Marianne : « Il y a autant de diverses espèces d’hommes qu’il y a de diverses espèces d’animaux », écrit La Fontaine… Recourir aux animaux pour décrire les comportements humains est une idée qui ne va pas de soi. Pourquoi Jean de La Fontaine sollicite-t-il le bestiaire ?

Pierre Campion : En effet, ce recours aux animaux pour décrire l’homme ne va nullement de soi. Nous, dans notre moment et dans notre culture la plus récente et la mieux partagée, par exemple au cinéma tout récemment avec le film Le Règne animal de Thomas Cailley, nous nous interrogeons sur les souffrances et les plaisirs des animaux, sur leurs droits et sur le degré de leur conscience, sur leur bonheur et sur leur être, autant dire sur leur genre d’humanité.

Problèmes à résoudre
**1)** Repérez dans les entrées chaque ligne qui contient la chaîne « swatch » et recopiez-la. La casse compte.
**2)** Rédigez la suite de l'extrait sur le bestiaire de La Fontaine, à partir de sa dernière phrase.

[Annotations des éléments de la page]
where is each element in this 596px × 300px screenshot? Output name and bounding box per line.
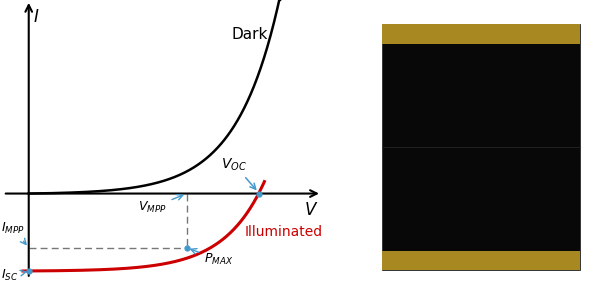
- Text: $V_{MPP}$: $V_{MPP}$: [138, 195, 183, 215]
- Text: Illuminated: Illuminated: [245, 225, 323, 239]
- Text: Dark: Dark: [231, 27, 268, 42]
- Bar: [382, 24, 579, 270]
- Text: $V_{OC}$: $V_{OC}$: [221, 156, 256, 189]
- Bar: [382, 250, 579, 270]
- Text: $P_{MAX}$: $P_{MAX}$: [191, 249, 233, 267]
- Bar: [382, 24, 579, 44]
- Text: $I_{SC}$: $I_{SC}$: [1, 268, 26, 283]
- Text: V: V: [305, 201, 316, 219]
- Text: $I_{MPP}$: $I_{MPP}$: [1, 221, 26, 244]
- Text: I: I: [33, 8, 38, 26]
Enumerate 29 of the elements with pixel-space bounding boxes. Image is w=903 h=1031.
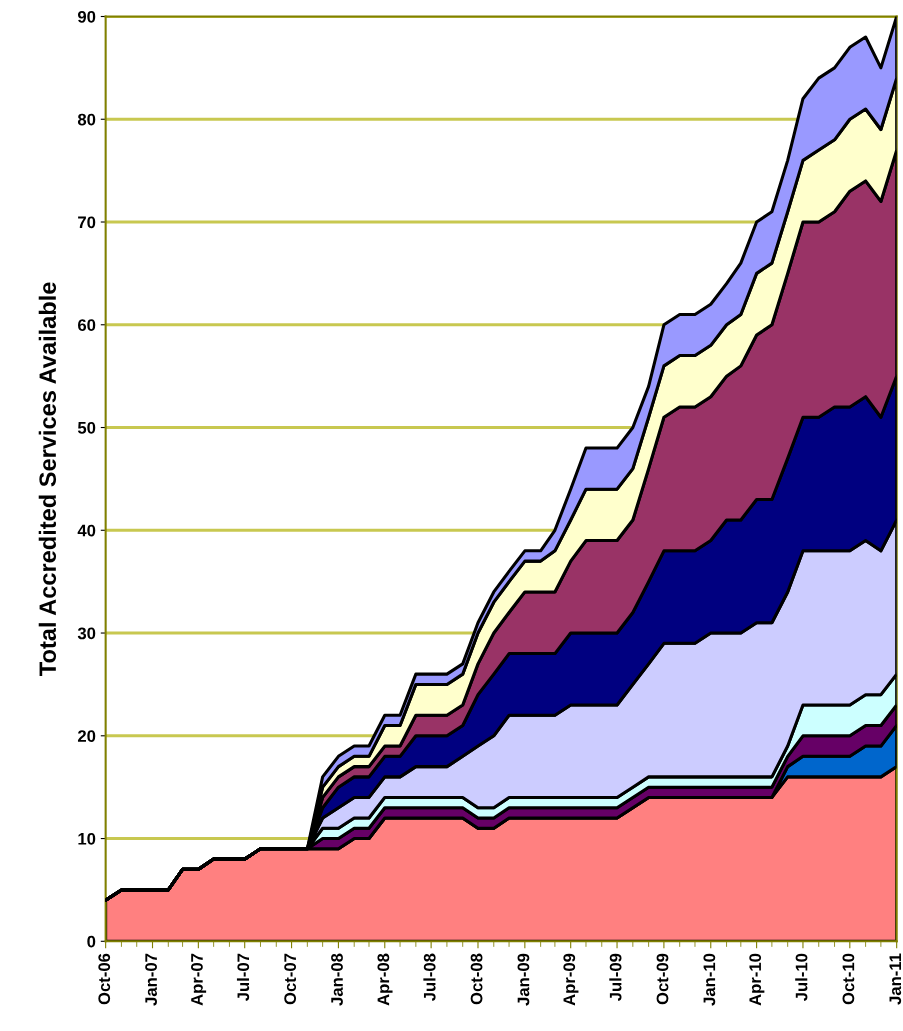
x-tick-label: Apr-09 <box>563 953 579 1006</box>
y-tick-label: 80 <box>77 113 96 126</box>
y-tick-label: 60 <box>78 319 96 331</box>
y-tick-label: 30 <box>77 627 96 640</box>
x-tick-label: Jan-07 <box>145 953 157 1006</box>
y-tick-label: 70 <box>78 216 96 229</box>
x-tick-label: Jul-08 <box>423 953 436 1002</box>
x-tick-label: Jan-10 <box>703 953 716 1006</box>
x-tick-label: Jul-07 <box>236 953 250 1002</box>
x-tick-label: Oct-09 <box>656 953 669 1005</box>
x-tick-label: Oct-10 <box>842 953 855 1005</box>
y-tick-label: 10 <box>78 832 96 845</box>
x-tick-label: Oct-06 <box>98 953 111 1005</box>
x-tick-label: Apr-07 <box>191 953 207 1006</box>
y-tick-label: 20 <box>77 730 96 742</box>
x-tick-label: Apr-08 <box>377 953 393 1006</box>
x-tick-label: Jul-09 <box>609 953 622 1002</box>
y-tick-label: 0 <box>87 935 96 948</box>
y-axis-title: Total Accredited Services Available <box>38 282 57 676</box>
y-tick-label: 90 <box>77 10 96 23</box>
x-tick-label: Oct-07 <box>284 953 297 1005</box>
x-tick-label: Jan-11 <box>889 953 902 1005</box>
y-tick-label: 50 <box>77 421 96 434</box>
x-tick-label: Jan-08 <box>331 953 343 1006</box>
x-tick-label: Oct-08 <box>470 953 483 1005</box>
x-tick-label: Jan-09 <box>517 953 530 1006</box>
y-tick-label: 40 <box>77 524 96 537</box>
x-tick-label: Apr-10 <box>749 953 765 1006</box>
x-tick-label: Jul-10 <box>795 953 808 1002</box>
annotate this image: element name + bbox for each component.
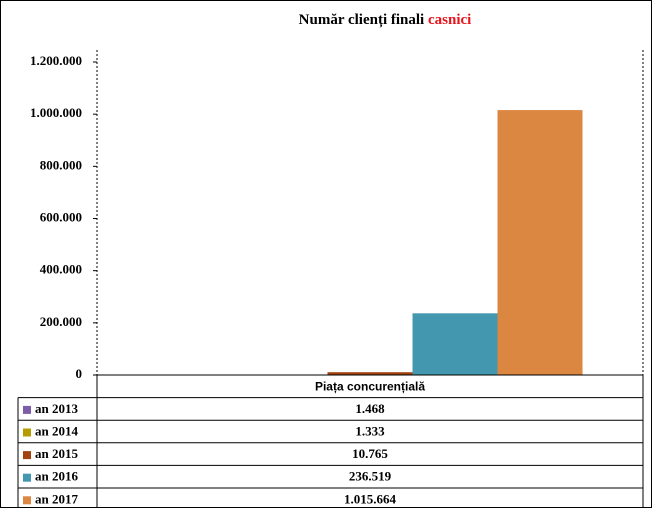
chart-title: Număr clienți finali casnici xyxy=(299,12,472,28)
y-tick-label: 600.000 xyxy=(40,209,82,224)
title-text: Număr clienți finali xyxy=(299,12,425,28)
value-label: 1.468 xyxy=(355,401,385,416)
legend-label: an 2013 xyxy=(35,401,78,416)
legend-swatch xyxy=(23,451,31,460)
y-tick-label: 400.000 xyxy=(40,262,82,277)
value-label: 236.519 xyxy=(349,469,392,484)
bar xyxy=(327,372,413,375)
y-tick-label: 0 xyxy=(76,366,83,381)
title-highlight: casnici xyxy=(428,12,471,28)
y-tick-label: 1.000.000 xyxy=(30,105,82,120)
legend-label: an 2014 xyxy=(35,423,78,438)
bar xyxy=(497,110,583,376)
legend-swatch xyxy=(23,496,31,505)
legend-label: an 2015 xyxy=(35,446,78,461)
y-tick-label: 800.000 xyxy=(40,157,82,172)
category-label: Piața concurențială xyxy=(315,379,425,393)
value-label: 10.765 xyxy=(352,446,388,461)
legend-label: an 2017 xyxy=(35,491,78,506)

Réponses par tâche
**1)**
legend-swatch xyxy=(23,451,31,460)
legend-swatch xyxy=(23,496,31,505)

**2)**
« Le drame de l'homme, c'est cette place centrale et dont il se montre si peu digne, aux yeux des animaux. » Au contraire, pour La Fontaine, le vrai problème (ou le vrai mystère) et le seul intéressant, c’est l’homme et, dans l’homme, le degré de son animalité. Alors, il donne la parole aux animaux pour commenter ou qualifier ou juger la sorte d’animalité de l’homme : qui peut, mieux que les animaux, mesurer le degré et le genre d’animalité de l’homme ? Pour dire ce que c’est que l’homme, ils sont, n’est-ce pas, les êtres les plus compétents et les mieux placés !

Quelles sont les sources ? De quel héritage référentiel se réclame La Fontaine ?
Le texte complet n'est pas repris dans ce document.